The input:
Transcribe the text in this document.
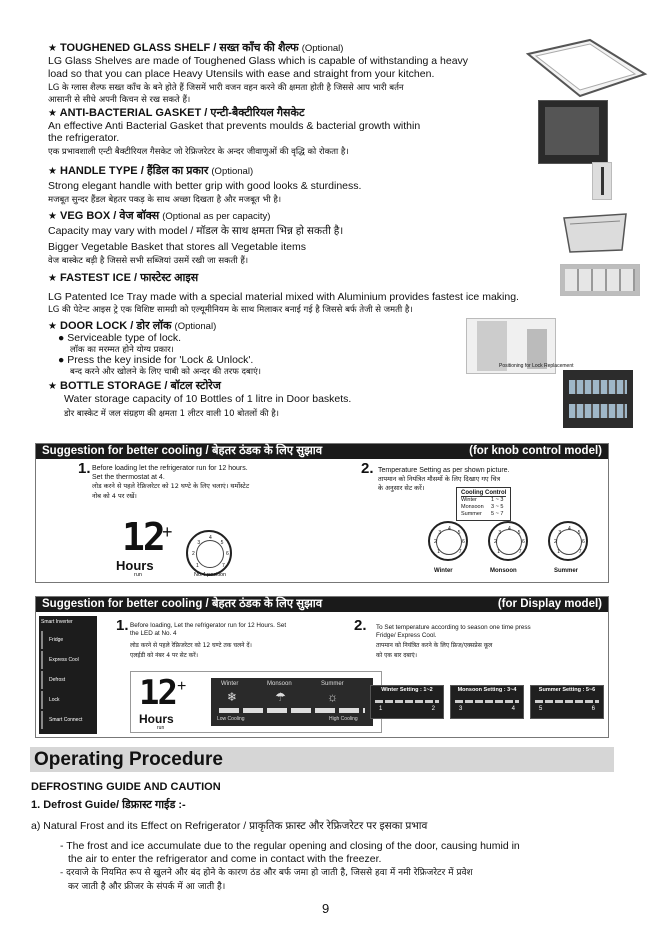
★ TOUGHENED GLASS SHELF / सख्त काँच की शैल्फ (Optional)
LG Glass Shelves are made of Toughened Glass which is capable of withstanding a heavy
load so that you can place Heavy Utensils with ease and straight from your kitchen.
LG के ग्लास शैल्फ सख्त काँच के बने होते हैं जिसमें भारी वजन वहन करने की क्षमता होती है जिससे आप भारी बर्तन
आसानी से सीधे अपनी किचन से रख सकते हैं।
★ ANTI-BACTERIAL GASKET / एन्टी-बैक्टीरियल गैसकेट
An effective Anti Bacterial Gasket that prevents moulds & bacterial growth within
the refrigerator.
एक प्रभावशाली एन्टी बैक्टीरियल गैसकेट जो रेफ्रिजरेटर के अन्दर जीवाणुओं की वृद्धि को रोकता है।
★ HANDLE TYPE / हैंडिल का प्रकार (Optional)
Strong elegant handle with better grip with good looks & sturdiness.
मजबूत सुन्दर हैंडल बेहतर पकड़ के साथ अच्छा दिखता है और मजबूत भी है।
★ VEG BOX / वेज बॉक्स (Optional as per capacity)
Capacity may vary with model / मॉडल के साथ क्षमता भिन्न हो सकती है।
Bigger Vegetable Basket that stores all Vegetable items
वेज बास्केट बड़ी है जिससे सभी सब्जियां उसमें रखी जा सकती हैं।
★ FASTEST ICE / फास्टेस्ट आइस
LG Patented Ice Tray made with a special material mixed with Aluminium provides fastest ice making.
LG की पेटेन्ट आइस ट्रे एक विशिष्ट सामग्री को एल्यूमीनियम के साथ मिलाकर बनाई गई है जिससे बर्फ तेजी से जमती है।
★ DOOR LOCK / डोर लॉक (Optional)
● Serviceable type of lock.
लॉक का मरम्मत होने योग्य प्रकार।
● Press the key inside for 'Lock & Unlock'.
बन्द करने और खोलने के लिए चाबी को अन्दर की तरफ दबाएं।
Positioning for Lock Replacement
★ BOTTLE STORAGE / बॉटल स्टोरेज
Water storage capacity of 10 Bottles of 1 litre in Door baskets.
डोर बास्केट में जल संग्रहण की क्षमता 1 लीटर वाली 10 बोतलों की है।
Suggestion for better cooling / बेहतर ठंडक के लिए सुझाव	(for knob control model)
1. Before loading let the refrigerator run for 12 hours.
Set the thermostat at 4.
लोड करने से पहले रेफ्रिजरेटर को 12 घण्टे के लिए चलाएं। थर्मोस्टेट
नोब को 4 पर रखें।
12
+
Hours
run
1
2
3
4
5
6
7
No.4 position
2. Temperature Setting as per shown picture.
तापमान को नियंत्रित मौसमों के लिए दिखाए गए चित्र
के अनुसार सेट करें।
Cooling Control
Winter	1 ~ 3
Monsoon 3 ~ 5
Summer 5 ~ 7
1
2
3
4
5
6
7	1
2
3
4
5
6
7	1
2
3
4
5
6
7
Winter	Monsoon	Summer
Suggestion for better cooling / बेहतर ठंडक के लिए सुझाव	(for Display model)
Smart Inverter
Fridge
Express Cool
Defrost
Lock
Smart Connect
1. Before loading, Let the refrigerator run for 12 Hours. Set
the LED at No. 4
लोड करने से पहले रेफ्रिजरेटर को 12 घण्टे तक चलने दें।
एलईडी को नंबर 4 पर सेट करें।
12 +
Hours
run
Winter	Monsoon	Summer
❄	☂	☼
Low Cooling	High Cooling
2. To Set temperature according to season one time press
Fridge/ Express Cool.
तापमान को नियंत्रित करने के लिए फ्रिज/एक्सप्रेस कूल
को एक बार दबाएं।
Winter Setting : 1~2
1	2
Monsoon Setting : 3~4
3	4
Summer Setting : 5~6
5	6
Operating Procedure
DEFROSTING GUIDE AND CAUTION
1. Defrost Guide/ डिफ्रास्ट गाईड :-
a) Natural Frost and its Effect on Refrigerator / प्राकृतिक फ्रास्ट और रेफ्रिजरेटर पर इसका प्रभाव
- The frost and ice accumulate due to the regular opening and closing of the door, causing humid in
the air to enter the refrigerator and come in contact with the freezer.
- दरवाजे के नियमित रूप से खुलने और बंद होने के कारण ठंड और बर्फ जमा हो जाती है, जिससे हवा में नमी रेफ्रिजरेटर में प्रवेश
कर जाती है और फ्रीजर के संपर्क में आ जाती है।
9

Aim of the task: Retype the whole listing word for word. Skip the pictures.

Exercise answer:
Transcribe the text in this document.
★ TOUGHENED GLASS SHELF / सख्त काँच की शैल्फ (Optional)
LG Glass Shelves are made of Toughened Glass which is capable of withstanding a heavy
load so that you can place Heavy Utensils with ease and straight from your kitchen.
LG के ग्लास शैल्फ सख्त काँच के बने होते हैं जिसमें भारी वजन वहन करने की क्षमता होती है जिससे आप भारी बर्तन
आसानी से सीधे अपनी किचन से रख सकते हैं।
★ ANTI-BACTERIAL GASKET / एन्टी-बैक्टीरियल गैसकेट
An effective Anti Bacterial Gasket that prevents moulds & bacterial growth within
the refrigerator.
एक प्रभावशाली एन्टी बैक्टीरियल गैसकेट जो रेफ्रिजरेटर के अन्दर जीवाणुओं की वृद्धि को रोकता है।
★ HANDLE TYPE / हैंडिल का प्रकार (Optional)
Strong elegant handle with better grip with good looks & sturdiness.
मजबूत सुन्दर हैंडल बेहतर पकड़ के साथ अच्छा दिखता है और मजबूत भी है।
★ VEG BOX / वेज बॉक्स (Optional as per capacity)
Capacity may vary with model / मॉडल के साथ क्षमता भिन्न हो सकती है।
Bigger Vegetable Basket that stores all Vegetable items
वेज बास्केट बड़ी है जिससे सभी सब्जियां उसमें रखी जा सकती हैं।
★ FASTEST ICE / फास्टेस्ट आइस
LG Patented Ice Tray made with a special material mixed with Aluminium provides fastest ice making.
LG की पेटेन्ट आइस ट्रे एक विशिष्ट सामग्री को एल्यूमीनियम के साथ मिलाकर बनाई गई है जिससे बर्फ तेजी से जमती है।
★ DOOR LOCK / डोर लॉक (Optional)
● Serviceable type of lock.
लॉक का मरम्मत होने योग्य प्रकार।
● Press the key inside for 'Lock & Unlock'.
बन्द करने और खोलने के लिए चाबी को अन्दर की तरफ दबाएं।
Positioning for Lock Replacement
★ BOTTLE STORAGE / बॉटल स्टोरेज
Water storage capacity of 10 Bottles of 1 litre in Door baskets.
डोर बास्केट में जल संग्रहण की क्षमता 1 लीटर वाली 10 बोतलों की है।
Suggestion for better cooling / बेहतर ठंडक के लिए सुझाव	(for knob control model)
1. Before loading let the refrigerator run for 12 hours.
Set the thermostat at 4.
लोड करने से पहले रेफ्रिजरेटर को 12 घण्टे के लिए चलाएं। थर्मोस्टेट
नोब को 4 पर रखें।
12
+
Hours
run
1
2
3
4
5
6
7
No.4 position
2. Temperature Setting as per shown picture.
तापमान को नियंत्रित मौसमों के लिए दिखाए गए चित्र
के अनुसार सेट करें।
Cooling Control
Winter	1 ~ 3
Monsoon 3 ~ 5
Summer 5 ~ 7
1
2
3
4
5
6
7	1
2
3
4
5
6
7	1
2
3
4
5
6
7
Winter	Monsoon	Summer
Suggestion for better cooling / बेहतर ठंडक के लिए सुझाव	(for Display model)
Smart Inverter
Fridge
Express Cool
Defrost
Lock
Smart Connect
1. Before loading, Let the refrigerator run for 12 Hours. Set
the LED at No. 4
लोड करने से पहले रेफ्रिजरेटर को 12 घण्टे तक चलने दें।
एलईडी को नंबर 4 पर सेट करें।
12 +
Hours
run
Winter	Monsoon	Summer
❄	☂	☼
Low Cooling	High Cooling
2. To Set temperature according to season one time press
Fridge/ Express Cool.
तापमान को नियंत्रित करने के लिए फ्रिज/एक्सप्रेस कूल
को एक बार दबाएं।
Winter Setting : 1~2
1	2
Monsoon Setting : 3~4
3	4
Summer Setting : 5~6
5	6
Operating Procedure
DEFROSTING GUIDE AND CAUTION
1. Defrost Guide/ डिफ्रास्ट गाईड :-
a) Natural Frost and its Effect on Refrigerator / प्राकृतिक फ्रास्ट और रेफ्रिजरेटर पर इसका प्रभाव
- The frost and ice accumulate due to the regular opening and closing of the door, causing humid in
the air to enter the refrigerator and come in contact with the freezer.
- दरवाजे के नियमित रूप से खुलने और बंद होने के कारण ठंड और बर्फ जमा हो जाती है, जिससे हवा में नमी रेफ्रिजरेटर में प्रवेश
कर जाती है और फ्रीजर के संपर्क में आ जाती है।
9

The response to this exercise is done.